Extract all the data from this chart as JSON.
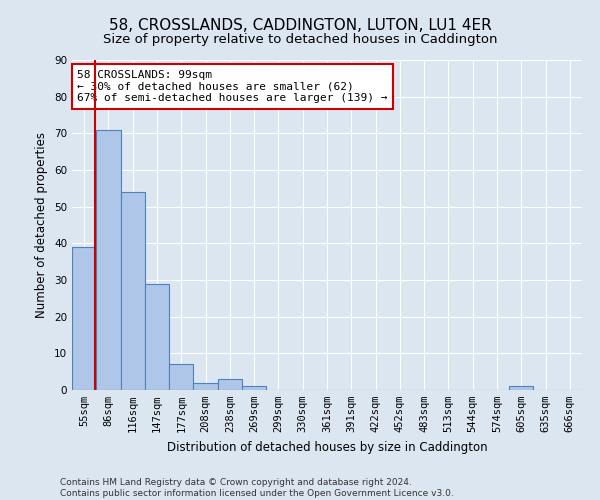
{
  "title": "58, CROSSLANDS, CADDINGTON, LUTON, LU1 4ER",
  "subtitle": "Size of property relative to detached houses in Caddington",
  "xlabel": "Distribution of detached houses by size in Caddington",
  "ylabel": "Number of detached properties",
  "categories": [
    "55sqm",
    "86sqm",
    "116sqm",
    "147sqm",
    "177sqm",
    "208sqm",
    "238sqm",
    "269sqm",
    "299sqm",
    "330sqm",
    "361sqm",
    "391sqm",
    "422sqm",
    "452sqm",
    "483sqm",
    "513sqm",
    "544sqm",
    "574sqm",
    "605sqm",
    "635sqm",
    "666sqm"
  ],
  "values": [
    39,
    71,
    54,
    29,
    7,
    2,
    3,
    1,
    0,
    0,
    0,
    0,
    0,
    0,
    0,
    0,
    0,
    0,
    1,
    0,
    0
  ],
  "bar_color": "#aec6e8",
  "bar_edge_color": "#4f81bd",
  "background_color": "#dce6f1",
  "grid_color": "#ffffff",
  "vline_x": 0.44,
  "vline_color": "#cc0000",
  "annotation_text": "58 CROSSLANDS: 99sqm\n← 30% of detached houses are smaller (62)\n67% of semi-detached houses are larger (139) →",
  "annotation_box_color": "#ffffff",
  "annotation_box_edge_color": "#cc0000",
  "ylim": [
    0,
    90
  ],
  "yticks": [
    0,
    10,
    20,
    30,
    40,
    50,
    60,
    70,
    80,
    90
  ],
  "footer_line1": "Contains HM Land Registry data © Crown copyright and database right 2024.",
  "footer_line2": "Contains public sector information licensed under the Open Government Licence v3.0.",
  "title_fontsize": 11,
  "subtitle_fontsize": 9.5,
  "axis_label_fontsize": 8.5,
  "tick_fontsize": 7.5,
  "annotation_fontsize": 8,
  "footer_fontsize": 6.5
}
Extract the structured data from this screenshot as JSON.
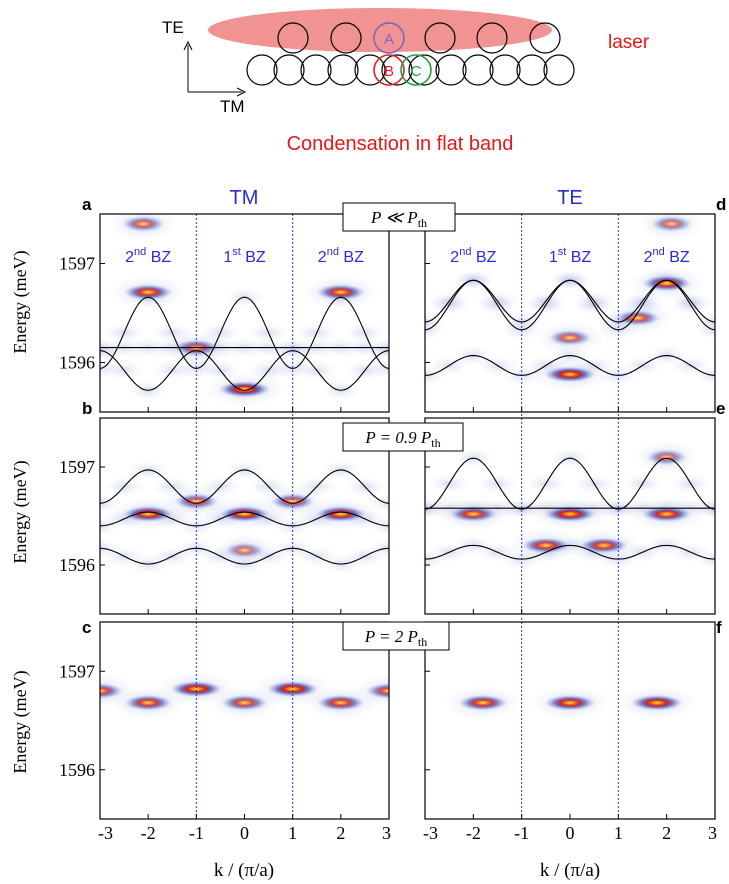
{
  "schematic": {
    "axis_te_label": "TE",
    "axis_tm_label": "TM",
    "laser_label": "laser",
    "site_a_label": "A",
    "site_b_label": "B",
    "site_c_label": "C",
    "caption": "Condensation in flat band",
    "colors": {
      "laser_fill": "#f08080",
      "laser_text": "#e81818",
      "site_a": "#7b68c8",
      "site_b": "#e02020",
      "site_c": "#20a040",
      "caption": "#e81818"
    }
  },
  "columns": {
    "left_title": "TM",
    "right_title": "TE",
    "title_color": "#2b2bd6"
  },
  "rows": [
    {
      "left_letter": "a",
      "right_letter": "d",
      "power_label": "P ≪ P_th",
      "power_main": "P ≪ P",
      "power_sub": "th"
    },
    {
      "left_letter": "b",
      "right_letter": "e",
      "power_label": "P = 0.9 P_th",
      "power_main": "P = 0.9 P",
      "power_sub": "th"
    },
    {
      "left_letter": "c",
      "right_letter": "f",
      "power_label": "P = 2 P_th",
      "power_main": "P = 2 P",
      "power_sub": "th"
    }
  ],
  "bz_labels": {
    "left": "2nd BZ",
    "center": "1st BZ",
    "right": "2nd BZ"
  },
  "bz_parts": {
    "second_num": "2",
    "second_sup": "nd",
    "first_num": "1",
    "first_sup": "st",
    "suffix": " BZ"
  },
  "y_axis_label": "Energy (meV)",
  "x_axis_label": "k / (π/a)",
  "chart_data": [
    {
      "type": "heatmap",
      "panel": "a",
      "polarization": "TM",
      "power": "P ≪ P_th",
      "xlabel": "k / (π/a)",
      "ylabel": "Energy (meV)",
      "xlim": [
        -3,
        3
      ],
      "ylim": [
        1595.5,
        1597.5
      ],
      "xticks": [
        -3,
        -2,
        -1,
        0,
        1,
        2,
        3
      ],
      "yticks": [
        1596,
        1597
      ],
      "bz_boundaries": [
        -1,
        1
      ],
      "band_curves": [
        {
          "kind": "cos",
          "center": 1596.3,
          "amplitude": 0.36
        },
        {
          "kind": "flat",
          "energy": 1596.15
        },
        {
          "kind": "cos",
          "center": 1595.92,
          "amplitude": -0.2
        }
      ],
      "emission": [
        {
          "k": -2,
          "energy": 1596.71,
          "intensity": 0.85
        },
        {
          "k": 2,
          "energy": 1596.71,
          "intensity": 0.85
        },
        {
          "k": 0,
          "energy": 1595.73,
          "intensity": 1.0
        },
        {
          "k": -1,
          "energy": 1596.15,
          "intensity": 0.6
        },
        {
          "k": -2.1,
          "energy": 1597.4,
          "intensity": 0.5
        }
      ]
    },
    {
      "type": "heatmap",
      "panel": "b",
      "polarization": "TM",
      "power": "P = 0.9 P_th",
      "xlabel": "k / (π/a)",
      "ylabel": "Energy (meV)",
      "xlim": [
        -3,
        3
      ],
      "ylim": [
        1595.5,
        1597.5
      ],
      "xticks": [
        -3,
        -2,
        -1,
        0,
        1,
        2,
        3
      ],
      "yticks": [
        1596,
        1597
      ],
      "bz_boundaries": [
        -1,
        1
      ],
      "band_curves": [
        {
          "kind": "cos",
          "center": 1596.8,
          "amplitude": 0.17
        },
        {
          "kind": "cos",
          "center": 1596.47,
          "amplitude": 0.07
        },
        {
          "kind": "cos",
          "center": 1596.09,
          "amplitude": -0.08
        }
      ],
      "emission": [
        {
          "k": -2,
          "energy": 1596.52,
          "intensity": 0.95
        },
        {
          "k": 0,
          "energy": 1596.52,
          "intensity": 0.95
        },
        {
          "k": 2,
          "energy": 1596.52,
          "intensity": 0.95
        },
        {
          "k": -1,
          "energy": 1596.65,
          "intensity": 0.55
        },
        {
          "k": 1,
          "energy": 1596.65,
          "intensity": 0.55
        },
        {
          "k": 0,
          "energy": 1596.15,
          "intensity": 0.35
        }
      ]
    },
    {
      "type": "heatmap",
      "panel": "c",
      "polarization": "TM",
      "power": "P = 2 P_th",
      "xlabel": "k / (π/a)",
      "ylabel": "Energy (meV)",
      "xlim": [
        -3,
        3
      ],
      "ylim": [
        1595.5,
        1597.5
      ],
      "xticks": [
        -3,
        -2,
        -1,
        0,
        1,
        2,
        3
      ],
      "yticks": [
        1596,
        1597
      ],
      "bz_boundaries": [
        -1,
        1
      ],
      "band_curves": [],
      "emission": [
        {
          "k": -1,
          "energy": 1596.82,
          "intensity": 1.0
        },
        {
          "k": 1,
          "energy": 1596.82,
          "intensity": 1.0
        },
        {
          "k": -3,
          "energy": 1596.8,
          "intensity": 0.7
        },
        {
          "k": 3,
          "energy": 1596.8,
          "intensity": 0.7
        },
        {
          "k": -2,
          "energy": 1596.68,
          "intensity": 0.8
        },
        {
          "k": 0,
          "energy": 1596.68,
          "intensity": 0.7
        },
        {
          "k": 2,
          "energy": 1596.68,
          "intensity": 0.8
        }
      ]
    },
    {
      "type": "heatmap",
      "panel": "d",
      "polarization": "TE",
      "power": "P ≪ P_th",
      "xlabel": "k / (π/a)",
      "ylabel": "",
      "xlim": [
        -3,
        3
      ],
      "ylim": [
        1595.5,
        1597.5
      ],
      "xticks": [
        -3,
        -2,
        -1,
        0,
        1,
        2,
        3
      ],
      "yticks": [
        1596,
        1597
      ],
      "bz_boundaries": [
        -1,
        1
      ],
      "band_curves": [
        {
          "kind": "cos",
          "center": 1596.58,
          "amplitude": 0.25
        },
        {
          "kind": "cos",
          "center": 1596.62,
          "amplitude": 0.21
        },
        {
          "kind": "cos",
          "center": 1595.97,
          "amplitude": 0.1
        }
      ],
      "emission": [
        {
          "k": 0,
          "energy": 1595.88,
          "intensity": 1.0
        },
        {
          "k": 0,
          "energy": 1596.25,
          "intensity": 0.5
        },
        {
          "k": 2,
          "energy": 1596.8,
          "intensity": 0.85
        },
        {
          "k": 1.4,
          "energy": 1596.45,
          "intensity": 0.6
        },
        {
          "k": 2.1,
          "energy": 1597.4,
          "intensity": 0.4
        }
      ]
    },
    {
      "type": "heatmap",
      "panel": "e",
      "polarization": "TE",
      "power": "P = 0.9 P_th",
      "xlabel": "k / (π/a)",
      "ylabel": "",
      "xlim": [
        -3,
        3
      ],
      "ylim": [
        1595.5,
        1597.5
      ],
      "xticks": [
        -3,
        -2,
        -1,
        0,
        1,
        2,
        3
      ],
      "yticks": [
        1596,
        1597
      ],
      "bz_boundaries": [
        -1,
        1
      ],
      "band_curves": [
        {
          "kind": "cos",
          "center": 1596.83,
          "amplitude": 0.26
        },
        {
          "kind": "flat",
          "energy": 1596.58
        },
        {
          "kind": "cos",
          "center": 1596.13,
          "amplitude": 0.07
        }
      ],
      "emission": [
        {
          "k": -2,
          "energy": 1596.52,
          "intensity": 0.8
        },
        {
          "k": 0,
          "energy": 1596.52,
          "intensity": 1.0
        },
        {
          "k": 2,
          "energy": 1596.52,
          "intensity": 0.9
        },
        {
          "k": -0.5,
          "energy": 1596.2,
          "intensity": 0.8
        },
        {
          "k": 0.7,
          "energy": 1596.2,
          "intensity": 0.8
        },
        {
          "k": 2,
          "energy": 1597.1,
          "intensity": 0.35
        }
      ]
    },
    {
      "type": "heatmap",
      "panel": "f",
      "polarization": "TE",
      "power": "P = 2 P_th",
      "xlabel": "k / (π/a)",
      "ylabel": "",
      "xlim": [
        -3,
        3
      ],
      "ylim": [
        1595.5,
        1597.5
      ],
      "xticks": [
        -3,
        -2,
        -1,
        0,
        1,
        2,
        3
      ],
      "yticks": [
        1596,
        1597
      ],
      "bz_boundaries": [
        -1,
        1
      ],
      "band_curves": [],
      "emission": [
        {
          "k": -1.8,
          "energy": 1596.68,
          "intensity": 0.85
        },
        {
          "k": 0,
          "energy": 1596.68,
          "intensity": 0.95
        },
        {
          "k": 1.8,
          "energy": 1596.68,
          "intensity": 1.0
        }
      ]
    }
  ]
}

═══

=== Stated goal ===
How many lines in the listing above contain "ffffff"? Answer with the number alone.

=== Complete answer ===
2